PASSAGE ->

_ _ _ _ _

Yes, I agree that jumping is currently required to get back from the netboot 
code. So if you could rework your patches in a way that limits the jumping 
to a failed netboot, that would be acceptable, I think.

Apart from that: We originally decided to put the netboot code into a 
separate binary since the required roms/SLOF module might not always have 
been checked out (it needed to be done manually), so we were not able to 
compile it in all cases. But nowadays, this is handled in a much nicer way, 
the submodule is automatically checked out once you compile the 
s390x-softmmu target and have a s390x compiler available, so I wonder 
whether we should maybe do the next step and integrate the netboot code into 
the main s390-ccw.img now? Anybody got an opinion on this?

  Thomas
Jared Rossi June 16, 2024, 11:44 p.m. UTC | #4
On 6/7/24 1:57 AM, Thomas Huth wrote:
> On 05/06/2024 16.48, Jared Rossi wrote:
>>
>>>> diff --git a/pc-bios/s390-ccw/s390-ccw.h b/pc-bios/s390-ccw/s390-ccw.h
>>>> index c977a52b50..de3d1f0d5a 100644
>>>> --- a/pc-bios/s390-ccw/s390-ccw.h
>>>> +++ b/pc-bios/s390-ccw/s390-ccw.h
>>>> @@ -43,6 +43,7 @@ typedef unsigned long long u64;
>>>>   #include "iplb.h"

_ _ _ _ _

RECORDED DATA ->

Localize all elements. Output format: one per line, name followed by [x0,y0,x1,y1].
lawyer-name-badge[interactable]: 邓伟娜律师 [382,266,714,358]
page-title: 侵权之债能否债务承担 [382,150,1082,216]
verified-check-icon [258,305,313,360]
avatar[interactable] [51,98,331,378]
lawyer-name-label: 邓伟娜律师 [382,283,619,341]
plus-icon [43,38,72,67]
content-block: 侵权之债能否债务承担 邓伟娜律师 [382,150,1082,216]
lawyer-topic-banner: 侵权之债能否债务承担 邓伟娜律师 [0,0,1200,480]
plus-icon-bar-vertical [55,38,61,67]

_ _ _ _ _

REQUEST 1 -> Translate this sentence from the netboot thread into German: "So if you could rework your patches in a way that limits the jumping to a failed netboot, that would be acceptable, I think."
REQUEST 2 -> Continue the s390-ccw netboot thread, starting right after its final quoted line, #include "iplb.h".

WRITTEN ANSWER 1 -> Wenn du deine Patches also so überarbeiten könntest, dass das Springen auf einen fehlgeschlagenen Netboot beschränkt wird, wäre das meiner Meinung nach akzeptabel.

WRITTEN ANSWER 2 ->
>>>>     /* start.s */
>>>> +extern char _start[];
>>>>   void disabled_wait(void) __attribute__ ((__noreturn__));
>>>>   void consume_sclp_int(void);
>>>>   void consume_io_int(void);
>>>> @@ -88,6 +89,11 @@ __attribute__ ((__noreturn__))
>>>>   static inline void panic(const char *string)
>>>>   {
>>>>       sclp_print(string);
>>>> +    if (load_next_iplb()) {
>>>> +        sclp_print("\nTrying next boot device...");
>>>> +        jump_to_IPL_code((long)_start);
>>>> +    }
>>>> +
>>>>       disabled_wait();
>>>>   }
>>>
>>> Honestly, I am unsure whether this is a really cool idea or a very 
>>> ugly hack ... but I think I tend towards the latter, sorry. Jumping 
>>> back to the startup code might cause various problem, e.g.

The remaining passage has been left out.